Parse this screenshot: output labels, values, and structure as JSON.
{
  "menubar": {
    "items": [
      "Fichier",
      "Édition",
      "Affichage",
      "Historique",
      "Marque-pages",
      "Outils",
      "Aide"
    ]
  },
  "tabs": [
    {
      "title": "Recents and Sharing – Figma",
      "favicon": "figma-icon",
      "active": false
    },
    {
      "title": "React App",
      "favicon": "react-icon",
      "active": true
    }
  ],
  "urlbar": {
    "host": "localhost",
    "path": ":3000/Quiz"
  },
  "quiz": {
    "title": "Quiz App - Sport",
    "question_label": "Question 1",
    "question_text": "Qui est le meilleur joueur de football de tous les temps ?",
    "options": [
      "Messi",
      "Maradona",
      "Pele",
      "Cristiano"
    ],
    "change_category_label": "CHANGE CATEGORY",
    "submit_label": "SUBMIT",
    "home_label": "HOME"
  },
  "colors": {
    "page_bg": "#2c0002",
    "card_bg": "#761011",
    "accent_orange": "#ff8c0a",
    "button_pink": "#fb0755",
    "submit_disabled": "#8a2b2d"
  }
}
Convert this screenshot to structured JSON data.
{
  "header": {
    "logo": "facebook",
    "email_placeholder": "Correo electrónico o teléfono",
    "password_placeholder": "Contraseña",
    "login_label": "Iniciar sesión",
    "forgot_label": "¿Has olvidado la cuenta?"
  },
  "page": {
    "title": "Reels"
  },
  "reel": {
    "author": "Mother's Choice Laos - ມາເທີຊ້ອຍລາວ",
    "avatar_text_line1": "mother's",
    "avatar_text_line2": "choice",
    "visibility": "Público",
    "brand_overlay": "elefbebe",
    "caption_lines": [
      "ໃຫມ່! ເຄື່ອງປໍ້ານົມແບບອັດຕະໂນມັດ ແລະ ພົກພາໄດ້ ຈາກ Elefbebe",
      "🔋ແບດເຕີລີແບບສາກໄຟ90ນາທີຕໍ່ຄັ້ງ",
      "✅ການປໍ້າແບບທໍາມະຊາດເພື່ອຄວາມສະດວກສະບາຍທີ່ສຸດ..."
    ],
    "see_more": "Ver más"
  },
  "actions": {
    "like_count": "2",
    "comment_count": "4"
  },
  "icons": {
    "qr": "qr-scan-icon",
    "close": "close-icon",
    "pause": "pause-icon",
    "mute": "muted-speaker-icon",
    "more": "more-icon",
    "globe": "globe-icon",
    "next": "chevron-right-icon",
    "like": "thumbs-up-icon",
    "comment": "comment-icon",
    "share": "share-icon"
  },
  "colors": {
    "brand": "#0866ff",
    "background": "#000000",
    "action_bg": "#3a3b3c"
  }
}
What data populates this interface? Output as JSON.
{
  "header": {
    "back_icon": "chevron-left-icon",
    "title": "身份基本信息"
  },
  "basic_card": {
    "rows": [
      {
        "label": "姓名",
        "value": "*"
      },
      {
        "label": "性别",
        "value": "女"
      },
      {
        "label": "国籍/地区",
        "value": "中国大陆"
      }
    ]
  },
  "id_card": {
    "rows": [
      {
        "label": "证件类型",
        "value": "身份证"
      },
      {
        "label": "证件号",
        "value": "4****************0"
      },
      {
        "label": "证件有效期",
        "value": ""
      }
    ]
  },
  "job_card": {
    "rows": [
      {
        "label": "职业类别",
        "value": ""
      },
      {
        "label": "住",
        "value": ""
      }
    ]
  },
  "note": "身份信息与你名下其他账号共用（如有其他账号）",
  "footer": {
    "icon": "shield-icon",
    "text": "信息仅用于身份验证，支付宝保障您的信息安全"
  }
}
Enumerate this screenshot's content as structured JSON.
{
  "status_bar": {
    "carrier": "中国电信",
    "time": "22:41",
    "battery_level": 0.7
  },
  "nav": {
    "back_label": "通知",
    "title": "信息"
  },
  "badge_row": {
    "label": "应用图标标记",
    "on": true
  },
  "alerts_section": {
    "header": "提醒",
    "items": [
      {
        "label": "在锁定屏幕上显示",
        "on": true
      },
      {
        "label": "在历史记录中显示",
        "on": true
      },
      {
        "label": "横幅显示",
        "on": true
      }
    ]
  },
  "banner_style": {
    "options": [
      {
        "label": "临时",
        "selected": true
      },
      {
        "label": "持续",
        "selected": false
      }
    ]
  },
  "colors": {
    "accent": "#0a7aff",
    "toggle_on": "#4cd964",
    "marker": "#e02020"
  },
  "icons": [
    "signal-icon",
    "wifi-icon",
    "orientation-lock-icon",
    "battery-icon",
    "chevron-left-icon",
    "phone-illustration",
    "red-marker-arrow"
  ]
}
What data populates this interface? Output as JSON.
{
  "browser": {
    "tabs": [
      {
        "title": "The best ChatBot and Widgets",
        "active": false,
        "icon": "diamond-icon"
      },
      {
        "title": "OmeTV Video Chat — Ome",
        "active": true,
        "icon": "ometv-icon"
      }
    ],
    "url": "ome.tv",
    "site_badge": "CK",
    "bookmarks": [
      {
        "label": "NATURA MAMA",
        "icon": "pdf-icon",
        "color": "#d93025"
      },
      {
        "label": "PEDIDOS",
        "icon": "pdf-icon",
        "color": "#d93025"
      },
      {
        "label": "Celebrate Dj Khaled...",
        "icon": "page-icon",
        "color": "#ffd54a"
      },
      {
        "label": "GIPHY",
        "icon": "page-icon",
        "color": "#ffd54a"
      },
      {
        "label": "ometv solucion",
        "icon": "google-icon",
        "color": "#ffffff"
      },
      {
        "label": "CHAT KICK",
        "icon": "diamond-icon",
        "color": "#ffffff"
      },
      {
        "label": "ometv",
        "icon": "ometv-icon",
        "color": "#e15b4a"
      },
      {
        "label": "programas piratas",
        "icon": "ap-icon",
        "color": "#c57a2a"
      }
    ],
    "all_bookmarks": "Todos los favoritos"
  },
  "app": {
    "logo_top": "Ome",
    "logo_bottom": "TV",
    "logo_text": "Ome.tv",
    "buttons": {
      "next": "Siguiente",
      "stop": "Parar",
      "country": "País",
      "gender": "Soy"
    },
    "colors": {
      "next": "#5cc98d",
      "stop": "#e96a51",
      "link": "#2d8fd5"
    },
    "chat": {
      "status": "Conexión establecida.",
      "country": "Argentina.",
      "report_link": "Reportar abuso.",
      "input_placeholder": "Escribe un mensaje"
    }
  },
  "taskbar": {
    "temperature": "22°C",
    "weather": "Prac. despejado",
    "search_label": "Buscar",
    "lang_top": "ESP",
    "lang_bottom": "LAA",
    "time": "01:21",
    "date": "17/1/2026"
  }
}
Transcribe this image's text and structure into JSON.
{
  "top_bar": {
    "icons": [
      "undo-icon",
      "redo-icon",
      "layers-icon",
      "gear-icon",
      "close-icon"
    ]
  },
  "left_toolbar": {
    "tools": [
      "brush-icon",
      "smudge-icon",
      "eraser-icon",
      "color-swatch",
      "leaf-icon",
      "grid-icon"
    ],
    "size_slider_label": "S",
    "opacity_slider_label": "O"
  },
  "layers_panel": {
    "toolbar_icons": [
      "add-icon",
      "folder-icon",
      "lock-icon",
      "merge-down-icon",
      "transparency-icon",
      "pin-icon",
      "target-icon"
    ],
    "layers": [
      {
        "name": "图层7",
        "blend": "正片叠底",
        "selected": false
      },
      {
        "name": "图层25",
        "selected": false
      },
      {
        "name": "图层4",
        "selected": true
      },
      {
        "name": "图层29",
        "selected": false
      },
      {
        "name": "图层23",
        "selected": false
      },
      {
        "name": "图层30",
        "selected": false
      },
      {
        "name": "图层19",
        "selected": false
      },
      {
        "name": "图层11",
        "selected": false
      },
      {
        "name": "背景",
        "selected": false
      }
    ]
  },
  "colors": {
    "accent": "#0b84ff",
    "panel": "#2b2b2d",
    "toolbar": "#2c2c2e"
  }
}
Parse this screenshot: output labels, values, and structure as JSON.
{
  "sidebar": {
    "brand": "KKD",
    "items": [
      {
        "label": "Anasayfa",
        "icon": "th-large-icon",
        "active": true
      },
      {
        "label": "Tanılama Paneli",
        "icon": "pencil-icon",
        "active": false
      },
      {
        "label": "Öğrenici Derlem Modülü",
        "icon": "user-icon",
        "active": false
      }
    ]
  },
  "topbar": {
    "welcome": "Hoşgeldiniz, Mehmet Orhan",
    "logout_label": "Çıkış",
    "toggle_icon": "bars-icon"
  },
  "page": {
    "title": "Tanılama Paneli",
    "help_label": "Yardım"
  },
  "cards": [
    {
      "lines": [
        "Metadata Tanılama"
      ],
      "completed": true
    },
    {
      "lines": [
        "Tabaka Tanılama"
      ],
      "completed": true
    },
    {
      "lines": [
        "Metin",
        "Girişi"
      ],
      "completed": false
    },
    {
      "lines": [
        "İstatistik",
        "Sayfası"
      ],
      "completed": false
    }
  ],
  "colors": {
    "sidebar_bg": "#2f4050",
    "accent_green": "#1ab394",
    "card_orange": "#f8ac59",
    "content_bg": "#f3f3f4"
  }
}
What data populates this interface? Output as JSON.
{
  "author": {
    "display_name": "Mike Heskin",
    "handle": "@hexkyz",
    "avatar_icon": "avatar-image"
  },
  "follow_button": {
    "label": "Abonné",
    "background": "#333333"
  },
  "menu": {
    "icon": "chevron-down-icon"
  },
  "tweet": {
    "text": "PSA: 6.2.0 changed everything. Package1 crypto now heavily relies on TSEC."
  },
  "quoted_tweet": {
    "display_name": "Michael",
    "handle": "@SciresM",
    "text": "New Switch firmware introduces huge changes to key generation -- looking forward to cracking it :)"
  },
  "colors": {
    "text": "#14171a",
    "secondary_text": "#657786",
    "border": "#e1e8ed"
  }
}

Problem to work on: Look through the data and gather every line with the string "structured" in it.

Output of the exercise:
Convert this screenshot to structured JSON data.
Enumerate this screenshot's content as structured JSON.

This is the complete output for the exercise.